Extracted records
---------------
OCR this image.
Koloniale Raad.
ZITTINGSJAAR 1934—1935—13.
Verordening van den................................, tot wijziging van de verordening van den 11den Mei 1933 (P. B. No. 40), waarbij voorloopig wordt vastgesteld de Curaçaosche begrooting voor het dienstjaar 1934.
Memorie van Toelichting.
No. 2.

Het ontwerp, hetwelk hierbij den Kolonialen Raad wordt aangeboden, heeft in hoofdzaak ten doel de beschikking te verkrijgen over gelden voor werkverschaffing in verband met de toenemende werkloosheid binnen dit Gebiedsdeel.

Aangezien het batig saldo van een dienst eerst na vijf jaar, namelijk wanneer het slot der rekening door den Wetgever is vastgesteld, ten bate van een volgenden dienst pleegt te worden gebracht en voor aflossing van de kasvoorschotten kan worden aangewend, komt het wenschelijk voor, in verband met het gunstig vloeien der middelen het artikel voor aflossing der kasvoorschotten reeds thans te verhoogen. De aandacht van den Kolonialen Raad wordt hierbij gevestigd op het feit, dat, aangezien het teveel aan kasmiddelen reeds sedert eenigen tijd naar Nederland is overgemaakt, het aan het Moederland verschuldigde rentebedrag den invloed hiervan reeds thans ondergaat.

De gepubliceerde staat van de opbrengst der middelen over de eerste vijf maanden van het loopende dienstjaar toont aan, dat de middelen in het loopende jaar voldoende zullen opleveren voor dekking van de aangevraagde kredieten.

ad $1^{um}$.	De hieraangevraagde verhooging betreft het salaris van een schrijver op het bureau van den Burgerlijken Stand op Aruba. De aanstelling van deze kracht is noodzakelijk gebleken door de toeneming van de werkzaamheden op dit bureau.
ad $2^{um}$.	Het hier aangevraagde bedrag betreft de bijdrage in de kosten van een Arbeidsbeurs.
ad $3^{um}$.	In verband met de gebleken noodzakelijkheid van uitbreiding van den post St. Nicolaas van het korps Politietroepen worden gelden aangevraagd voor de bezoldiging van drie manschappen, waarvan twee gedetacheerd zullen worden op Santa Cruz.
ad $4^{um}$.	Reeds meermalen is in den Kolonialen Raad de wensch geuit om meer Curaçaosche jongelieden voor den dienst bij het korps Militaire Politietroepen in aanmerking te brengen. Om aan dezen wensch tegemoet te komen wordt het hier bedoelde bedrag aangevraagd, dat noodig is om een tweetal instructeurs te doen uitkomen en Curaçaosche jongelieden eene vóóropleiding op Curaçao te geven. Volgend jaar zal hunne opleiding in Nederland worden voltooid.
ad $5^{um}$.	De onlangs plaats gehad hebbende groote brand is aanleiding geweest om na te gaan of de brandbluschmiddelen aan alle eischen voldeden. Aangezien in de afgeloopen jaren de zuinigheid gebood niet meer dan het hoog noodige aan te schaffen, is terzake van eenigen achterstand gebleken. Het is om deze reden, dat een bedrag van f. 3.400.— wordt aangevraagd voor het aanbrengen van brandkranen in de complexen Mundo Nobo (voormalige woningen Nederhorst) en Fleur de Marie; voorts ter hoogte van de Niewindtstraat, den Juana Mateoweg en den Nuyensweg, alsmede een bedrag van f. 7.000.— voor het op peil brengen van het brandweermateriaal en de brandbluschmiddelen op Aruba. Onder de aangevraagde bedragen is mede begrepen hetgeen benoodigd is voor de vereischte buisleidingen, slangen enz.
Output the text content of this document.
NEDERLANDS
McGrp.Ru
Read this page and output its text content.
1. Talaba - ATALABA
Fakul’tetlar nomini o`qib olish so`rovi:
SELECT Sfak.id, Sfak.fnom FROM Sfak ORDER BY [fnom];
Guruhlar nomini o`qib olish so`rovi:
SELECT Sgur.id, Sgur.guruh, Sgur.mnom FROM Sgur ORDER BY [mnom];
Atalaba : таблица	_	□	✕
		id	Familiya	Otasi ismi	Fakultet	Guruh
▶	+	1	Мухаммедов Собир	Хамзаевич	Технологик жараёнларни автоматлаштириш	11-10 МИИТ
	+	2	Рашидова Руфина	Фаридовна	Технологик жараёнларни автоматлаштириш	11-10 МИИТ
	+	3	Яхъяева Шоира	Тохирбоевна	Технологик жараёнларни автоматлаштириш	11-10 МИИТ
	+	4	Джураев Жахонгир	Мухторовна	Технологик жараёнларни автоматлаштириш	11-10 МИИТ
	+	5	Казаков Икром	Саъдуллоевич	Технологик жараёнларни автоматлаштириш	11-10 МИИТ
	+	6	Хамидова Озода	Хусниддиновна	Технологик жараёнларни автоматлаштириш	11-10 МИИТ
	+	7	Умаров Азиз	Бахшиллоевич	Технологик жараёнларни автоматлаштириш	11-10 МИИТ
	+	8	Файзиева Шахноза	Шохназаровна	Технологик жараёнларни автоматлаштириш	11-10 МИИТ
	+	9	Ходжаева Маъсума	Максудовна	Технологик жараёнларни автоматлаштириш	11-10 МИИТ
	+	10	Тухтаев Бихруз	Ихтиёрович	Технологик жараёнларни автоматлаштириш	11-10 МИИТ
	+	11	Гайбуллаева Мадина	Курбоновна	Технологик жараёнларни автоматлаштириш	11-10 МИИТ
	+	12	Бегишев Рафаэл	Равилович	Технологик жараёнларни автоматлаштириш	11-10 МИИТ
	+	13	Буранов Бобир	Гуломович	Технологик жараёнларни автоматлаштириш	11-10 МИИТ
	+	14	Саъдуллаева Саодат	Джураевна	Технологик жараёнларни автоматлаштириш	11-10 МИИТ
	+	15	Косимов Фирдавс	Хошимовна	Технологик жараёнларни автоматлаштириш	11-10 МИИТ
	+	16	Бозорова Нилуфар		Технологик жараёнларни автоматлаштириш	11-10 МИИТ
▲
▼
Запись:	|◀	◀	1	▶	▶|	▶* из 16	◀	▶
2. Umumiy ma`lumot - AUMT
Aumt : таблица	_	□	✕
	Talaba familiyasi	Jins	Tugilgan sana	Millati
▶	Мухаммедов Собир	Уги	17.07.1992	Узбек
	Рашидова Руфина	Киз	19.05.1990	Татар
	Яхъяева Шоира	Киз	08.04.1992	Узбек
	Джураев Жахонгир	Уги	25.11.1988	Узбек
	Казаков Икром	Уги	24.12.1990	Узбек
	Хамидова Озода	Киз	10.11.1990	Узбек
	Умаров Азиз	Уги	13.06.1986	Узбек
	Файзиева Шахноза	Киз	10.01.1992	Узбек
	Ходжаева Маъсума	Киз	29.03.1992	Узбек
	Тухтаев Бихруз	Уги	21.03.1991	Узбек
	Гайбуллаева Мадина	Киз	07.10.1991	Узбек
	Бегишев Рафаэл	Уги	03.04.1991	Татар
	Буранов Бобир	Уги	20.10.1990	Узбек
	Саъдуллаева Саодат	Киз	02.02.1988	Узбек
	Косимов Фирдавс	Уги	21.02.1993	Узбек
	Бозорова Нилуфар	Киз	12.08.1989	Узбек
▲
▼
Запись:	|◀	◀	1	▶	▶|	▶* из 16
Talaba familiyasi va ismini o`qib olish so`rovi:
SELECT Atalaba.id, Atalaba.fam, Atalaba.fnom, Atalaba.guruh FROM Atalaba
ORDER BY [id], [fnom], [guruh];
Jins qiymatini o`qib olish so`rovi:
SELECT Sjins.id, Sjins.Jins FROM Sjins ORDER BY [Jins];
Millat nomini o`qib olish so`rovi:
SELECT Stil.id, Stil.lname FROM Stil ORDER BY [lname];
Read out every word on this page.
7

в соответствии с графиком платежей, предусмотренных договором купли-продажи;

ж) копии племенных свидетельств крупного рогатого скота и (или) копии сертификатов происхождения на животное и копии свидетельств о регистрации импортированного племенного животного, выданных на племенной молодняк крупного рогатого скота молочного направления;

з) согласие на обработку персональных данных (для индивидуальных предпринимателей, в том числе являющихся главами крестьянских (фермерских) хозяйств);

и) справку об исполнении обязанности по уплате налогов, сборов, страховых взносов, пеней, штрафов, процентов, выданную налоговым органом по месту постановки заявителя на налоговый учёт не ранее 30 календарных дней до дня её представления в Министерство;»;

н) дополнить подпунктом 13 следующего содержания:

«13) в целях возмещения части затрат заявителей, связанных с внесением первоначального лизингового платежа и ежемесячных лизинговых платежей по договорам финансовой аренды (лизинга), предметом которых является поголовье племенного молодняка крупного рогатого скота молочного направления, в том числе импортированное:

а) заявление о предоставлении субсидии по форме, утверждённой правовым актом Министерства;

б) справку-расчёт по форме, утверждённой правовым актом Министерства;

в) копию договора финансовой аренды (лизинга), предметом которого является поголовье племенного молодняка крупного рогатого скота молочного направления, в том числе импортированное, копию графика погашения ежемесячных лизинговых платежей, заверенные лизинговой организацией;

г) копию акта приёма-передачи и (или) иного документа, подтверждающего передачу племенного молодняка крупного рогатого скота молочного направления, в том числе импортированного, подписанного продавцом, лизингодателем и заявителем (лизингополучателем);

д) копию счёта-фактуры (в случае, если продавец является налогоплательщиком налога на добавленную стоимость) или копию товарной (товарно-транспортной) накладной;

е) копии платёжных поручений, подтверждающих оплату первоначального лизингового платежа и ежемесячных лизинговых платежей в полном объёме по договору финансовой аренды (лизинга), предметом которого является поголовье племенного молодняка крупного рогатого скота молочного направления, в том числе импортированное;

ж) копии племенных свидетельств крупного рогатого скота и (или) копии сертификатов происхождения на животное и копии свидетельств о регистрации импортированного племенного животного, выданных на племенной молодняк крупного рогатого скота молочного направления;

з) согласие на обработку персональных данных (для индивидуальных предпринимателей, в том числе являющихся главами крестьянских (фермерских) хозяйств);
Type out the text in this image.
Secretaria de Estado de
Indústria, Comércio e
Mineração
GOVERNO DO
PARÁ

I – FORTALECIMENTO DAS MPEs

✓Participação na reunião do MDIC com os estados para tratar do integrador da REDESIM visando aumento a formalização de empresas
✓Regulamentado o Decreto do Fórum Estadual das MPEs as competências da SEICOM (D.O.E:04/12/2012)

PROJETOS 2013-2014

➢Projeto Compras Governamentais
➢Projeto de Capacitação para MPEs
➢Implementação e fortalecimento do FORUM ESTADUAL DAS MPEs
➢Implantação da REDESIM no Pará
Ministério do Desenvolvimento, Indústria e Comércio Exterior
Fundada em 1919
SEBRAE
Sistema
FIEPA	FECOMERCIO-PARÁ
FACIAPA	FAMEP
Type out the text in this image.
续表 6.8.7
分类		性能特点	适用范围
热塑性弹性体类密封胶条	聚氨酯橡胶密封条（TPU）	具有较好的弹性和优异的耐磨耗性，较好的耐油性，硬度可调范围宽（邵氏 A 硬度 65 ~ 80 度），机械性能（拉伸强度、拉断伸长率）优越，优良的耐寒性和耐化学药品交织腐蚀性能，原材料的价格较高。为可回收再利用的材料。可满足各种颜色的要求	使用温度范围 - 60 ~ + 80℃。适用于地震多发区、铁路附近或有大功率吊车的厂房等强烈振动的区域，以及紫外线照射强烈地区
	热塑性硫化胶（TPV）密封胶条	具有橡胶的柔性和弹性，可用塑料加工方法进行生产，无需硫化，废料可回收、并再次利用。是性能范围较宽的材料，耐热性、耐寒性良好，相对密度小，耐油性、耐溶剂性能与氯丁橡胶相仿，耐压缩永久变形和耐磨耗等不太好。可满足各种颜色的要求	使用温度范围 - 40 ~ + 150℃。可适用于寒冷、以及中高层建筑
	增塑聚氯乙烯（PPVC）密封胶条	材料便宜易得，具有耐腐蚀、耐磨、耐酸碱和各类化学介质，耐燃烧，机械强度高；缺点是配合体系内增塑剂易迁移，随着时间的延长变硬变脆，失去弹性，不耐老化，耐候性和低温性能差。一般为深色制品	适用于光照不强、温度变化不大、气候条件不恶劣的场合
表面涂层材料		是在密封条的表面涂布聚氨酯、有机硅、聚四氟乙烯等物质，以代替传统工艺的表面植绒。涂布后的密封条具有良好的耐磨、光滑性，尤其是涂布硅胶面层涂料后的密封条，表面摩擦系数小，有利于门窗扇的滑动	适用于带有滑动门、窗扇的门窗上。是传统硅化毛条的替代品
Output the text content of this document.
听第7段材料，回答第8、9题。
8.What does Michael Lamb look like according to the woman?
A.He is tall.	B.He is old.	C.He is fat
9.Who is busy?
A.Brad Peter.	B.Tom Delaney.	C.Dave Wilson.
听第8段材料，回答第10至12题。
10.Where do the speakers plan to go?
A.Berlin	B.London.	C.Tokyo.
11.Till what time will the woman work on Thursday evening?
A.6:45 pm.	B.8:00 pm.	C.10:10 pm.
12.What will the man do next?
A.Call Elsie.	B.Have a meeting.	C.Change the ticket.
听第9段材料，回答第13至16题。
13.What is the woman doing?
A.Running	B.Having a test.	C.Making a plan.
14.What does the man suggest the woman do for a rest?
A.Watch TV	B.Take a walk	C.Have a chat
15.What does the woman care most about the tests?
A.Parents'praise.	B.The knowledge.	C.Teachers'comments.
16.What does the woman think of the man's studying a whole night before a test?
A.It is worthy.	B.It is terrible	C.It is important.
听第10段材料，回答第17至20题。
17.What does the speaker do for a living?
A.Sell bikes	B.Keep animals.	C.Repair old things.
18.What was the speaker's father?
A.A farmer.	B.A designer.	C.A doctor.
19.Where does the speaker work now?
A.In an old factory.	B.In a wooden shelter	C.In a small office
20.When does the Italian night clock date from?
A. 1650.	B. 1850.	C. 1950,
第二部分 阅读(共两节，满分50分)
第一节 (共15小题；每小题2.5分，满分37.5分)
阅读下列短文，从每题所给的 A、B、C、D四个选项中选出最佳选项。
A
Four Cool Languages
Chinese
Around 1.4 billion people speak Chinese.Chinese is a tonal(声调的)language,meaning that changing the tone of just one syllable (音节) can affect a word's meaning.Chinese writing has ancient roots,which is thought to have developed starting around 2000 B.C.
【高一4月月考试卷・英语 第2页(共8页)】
---------------
Exercise description:
Find the lines of the material that hold the word "Шахноза" and report their count alone.

The response:
2